◆ STATED PROBLEM: From the records below, pull each line that has "What".

◆ Items listed in a dataset:
== == ==

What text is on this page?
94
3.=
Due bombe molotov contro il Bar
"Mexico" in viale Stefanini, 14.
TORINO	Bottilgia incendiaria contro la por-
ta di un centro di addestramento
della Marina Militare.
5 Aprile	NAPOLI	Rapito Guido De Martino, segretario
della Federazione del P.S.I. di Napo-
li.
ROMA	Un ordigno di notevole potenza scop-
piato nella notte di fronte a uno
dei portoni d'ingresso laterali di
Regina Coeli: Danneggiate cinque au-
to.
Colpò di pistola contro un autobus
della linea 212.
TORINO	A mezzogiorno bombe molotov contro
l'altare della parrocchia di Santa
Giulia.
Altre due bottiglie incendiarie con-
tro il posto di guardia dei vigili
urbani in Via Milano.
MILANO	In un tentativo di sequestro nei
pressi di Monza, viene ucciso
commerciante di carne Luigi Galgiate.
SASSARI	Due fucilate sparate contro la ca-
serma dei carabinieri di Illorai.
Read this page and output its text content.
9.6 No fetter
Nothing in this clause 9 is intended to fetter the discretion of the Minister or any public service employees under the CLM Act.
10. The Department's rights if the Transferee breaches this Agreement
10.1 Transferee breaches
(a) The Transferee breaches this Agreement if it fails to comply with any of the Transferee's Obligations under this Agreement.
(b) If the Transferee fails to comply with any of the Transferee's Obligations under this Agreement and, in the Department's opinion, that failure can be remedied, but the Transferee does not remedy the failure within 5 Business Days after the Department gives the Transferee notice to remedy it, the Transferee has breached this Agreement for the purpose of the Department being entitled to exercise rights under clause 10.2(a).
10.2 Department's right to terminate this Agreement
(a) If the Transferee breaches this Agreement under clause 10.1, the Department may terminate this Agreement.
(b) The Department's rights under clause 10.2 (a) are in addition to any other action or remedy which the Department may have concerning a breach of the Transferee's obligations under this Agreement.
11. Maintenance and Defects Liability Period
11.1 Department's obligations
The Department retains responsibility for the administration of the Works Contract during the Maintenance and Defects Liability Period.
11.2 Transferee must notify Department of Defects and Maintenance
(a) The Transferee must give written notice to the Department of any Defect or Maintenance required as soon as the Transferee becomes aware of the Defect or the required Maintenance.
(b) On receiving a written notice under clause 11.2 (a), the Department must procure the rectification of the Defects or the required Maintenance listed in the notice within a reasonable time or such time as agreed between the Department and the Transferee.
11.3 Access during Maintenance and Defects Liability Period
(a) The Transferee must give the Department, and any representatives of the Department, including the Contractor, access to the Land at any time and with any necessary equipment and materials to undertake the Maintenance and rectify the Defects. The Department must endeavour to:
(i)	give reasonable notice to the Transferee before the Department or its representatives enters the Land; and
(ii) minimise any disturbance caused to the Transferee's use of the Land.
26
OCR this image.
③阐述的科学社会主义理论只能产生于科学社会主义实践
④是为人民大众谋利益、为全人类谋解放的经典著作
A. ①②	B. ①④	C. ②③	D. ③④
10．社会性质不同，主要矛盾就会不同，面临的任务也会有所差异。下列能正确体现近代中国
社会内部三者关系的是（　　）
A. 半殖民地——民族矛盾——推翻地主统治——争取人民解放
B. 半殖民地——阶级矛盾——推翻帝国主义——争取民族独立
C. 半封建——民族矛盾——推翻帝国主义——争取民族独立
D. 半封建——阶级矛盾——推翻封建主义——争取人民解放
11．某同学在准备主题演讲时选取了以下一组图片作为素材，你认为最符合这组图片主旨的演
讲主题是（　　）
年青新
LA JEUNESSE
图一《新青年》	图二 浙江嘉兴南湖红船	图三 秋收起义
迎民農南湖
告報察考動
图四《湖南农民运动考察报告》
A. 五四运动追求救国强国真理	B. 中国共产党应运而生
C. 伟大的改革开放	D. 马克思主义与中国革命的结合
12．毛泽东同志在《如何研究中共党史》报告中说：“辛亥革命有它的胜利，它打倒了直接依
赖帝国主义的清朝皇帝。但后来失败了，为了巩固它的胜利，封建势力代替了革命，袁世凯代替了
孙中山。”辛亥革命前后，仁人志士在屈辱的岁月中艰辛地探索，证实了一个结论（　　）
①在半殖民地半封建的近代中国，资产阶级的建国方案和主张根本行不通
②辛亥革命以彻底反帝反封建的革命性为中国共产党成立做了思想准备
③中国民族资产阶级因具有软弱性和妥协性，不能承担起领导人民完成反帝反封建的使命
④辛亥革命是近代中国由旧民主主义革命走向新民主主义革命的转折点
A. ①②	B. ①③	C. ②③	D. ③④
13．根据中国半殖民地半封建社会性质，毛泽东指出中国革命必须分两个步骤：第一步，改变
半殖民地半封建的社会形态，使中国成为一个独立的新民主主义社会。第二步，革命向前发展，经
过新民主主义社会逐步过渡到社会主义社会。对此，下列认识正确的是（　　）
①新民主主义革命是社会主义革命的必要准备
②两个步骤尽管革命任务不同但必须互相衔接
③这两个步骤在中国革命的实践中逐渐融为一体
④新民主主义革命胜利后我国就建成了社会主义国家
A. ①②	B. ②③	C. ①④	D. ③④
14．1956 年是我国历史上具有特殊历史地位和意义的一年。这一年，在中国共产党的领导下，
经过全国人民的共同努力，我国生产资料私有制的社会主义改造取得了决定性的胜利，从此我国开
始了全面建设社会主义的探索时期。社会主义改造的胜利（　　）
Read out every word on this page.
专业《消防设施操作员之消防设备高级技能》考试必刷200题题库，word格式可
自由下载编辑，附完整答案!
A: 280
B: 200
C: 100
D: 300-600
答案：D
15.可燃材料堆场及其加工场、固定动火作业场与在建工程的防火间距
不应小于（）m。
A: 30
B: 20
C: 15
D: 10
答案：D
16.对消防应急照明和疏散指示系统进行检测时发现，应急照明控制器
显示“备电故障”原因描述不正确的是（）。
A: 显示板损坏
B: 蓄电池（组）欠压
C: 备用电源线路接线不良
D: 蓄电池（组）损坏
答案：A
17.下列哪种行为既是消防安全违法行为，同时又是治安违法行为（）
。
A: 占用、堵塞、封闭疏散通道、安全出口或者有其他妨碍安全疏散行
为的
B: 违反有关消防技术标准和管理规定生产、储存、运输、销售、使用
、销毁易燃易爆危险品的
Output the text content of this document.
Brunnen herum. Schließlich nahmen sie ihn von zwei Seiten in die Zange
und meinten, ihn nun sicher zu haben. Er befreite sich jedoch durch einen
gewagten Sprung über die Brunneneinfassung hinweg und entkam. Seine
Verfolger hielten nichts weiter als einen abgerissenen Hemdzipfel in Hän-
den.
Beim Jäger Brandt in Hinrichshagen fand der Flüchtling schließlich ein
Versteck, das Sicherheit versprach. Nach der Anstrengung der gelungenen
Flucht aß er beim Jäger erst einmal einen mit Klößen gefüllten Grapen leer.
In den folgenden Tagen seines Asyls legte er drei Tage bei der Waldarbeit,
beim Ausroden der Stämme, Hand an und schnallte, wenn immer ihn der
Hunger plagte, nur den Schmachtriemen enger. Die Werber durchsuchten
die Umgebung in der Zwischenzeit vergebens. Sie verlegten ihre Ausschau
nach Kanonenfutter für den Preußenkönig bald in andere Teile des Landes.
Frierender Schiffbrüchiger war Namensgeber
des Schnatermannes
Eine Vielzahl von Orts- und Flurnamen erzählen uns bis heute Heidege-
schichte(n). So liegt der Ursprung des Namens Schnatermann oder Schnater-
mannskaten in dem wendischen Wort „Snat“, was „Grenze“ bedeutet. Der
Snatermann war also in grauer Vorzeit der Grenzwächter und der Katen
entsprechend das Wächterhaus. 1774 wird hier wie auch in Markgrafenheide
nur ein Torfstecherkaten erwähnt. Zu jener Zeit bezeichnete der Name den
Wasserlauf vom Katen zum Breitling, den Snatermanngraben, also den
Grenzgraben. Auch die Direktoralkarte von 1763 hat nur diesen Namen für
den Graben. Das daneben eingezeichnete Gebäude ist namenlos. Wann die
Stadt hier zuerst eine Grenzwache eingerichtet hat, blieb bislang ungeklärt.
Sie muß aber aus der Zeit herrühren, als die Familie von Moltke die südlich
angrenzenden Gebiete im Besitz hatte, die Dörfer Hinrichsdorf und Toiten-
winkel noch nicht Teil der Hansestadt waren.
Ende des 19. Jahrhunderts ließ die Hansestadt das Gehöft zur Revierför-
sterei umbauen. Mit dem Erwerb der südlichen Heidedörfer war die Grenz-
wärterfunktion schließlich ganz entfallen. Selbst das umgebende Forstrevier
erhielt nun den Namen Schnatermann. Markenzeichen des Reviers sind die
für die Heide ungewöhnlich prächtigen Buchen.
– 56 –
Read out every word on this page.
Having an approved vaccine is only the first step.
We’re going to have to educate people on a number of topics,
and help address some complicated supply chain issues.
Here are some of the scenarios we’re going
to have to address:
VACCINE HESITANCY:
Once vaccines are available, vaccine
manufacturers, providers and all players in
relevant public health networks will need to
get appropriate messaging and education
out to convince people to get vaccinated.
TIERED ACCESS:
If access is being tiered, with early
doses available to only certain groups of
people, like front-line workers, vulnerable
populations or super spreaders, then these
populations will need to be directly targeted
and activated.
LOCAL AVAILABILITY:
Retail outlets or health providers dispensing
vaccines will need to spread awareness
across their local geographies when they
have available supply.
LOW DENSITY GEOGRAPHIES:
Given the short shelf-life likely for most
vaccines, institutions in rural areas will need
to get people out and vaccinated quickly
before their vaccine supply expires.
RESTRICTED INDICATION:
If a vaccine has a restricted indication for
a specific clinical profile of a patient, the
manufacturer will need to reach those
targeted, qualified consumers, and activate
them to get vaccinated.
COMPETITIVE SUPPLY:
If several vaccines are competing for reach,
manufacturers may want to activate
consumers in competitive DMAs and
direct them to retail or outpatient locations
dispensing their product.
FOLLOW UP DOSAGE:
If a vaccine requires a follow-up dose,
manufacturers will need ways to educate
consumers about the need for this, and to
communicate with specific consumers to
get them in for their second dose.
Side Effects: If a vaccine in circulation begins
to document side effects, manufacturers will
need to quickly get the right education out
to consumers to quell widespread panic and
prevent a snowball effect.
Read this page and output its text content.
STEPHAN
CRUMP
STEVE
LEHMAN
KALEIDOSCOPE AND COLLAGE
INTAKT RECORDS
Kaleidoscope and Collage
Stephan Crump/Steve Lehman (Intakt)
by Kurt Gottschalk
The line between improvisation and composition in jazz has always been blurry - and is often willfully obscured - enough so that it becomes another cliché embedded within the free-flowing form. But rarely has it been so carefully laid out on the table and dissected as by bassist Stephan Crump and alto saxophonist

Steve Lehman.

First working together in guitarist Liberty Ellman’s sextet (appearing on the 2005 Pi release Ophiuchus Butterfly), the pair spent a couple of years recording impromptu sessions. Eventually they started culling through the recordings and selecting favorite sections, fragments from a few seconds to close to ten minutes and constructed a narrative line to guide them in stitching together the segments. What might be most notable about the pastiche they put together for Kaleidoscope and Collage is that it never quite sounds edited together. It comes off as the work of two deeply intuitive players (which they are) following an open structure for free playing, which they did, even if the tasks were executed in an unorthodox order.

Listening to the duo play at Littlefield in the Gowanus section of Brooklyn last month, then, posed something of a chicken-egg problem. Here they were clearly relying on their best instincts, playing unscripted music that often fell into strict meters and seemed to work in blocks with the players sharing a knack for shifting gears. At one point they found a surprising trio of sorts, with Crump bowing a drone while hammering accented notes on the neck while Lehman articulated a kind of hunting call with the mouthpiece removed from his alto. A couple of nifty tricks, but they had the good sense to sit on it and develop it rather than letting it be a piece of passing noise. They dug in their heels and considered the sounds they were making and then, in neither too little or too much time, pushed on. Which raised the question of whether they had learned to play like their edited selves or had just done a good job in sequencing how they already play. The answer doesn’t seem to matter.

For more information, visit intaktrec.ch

== == ==

◆ CORRECT RESPONSE:
What text is on this page?
First working together in guitarist Liberty Ellman’s sextet (appearing on the 2005 Pi release Ophiuchus Butterfly), the pair spent a couple of years recording impromptu sessions. Eventually they started culling through the recordings and selecting favorite sections, fragments from a few seconds to close to ten minutes and constructed a narrative line to guide them in stitching together the segments. What might be most notable about the pastiche they put together for Kaleidoscope and Collage is that it never quite sounds edited together. It comes off as the work of two deeply intuitive players (which they are) following an open structure for free playing, which they did, even if the tasks were executed in an unorthodox order.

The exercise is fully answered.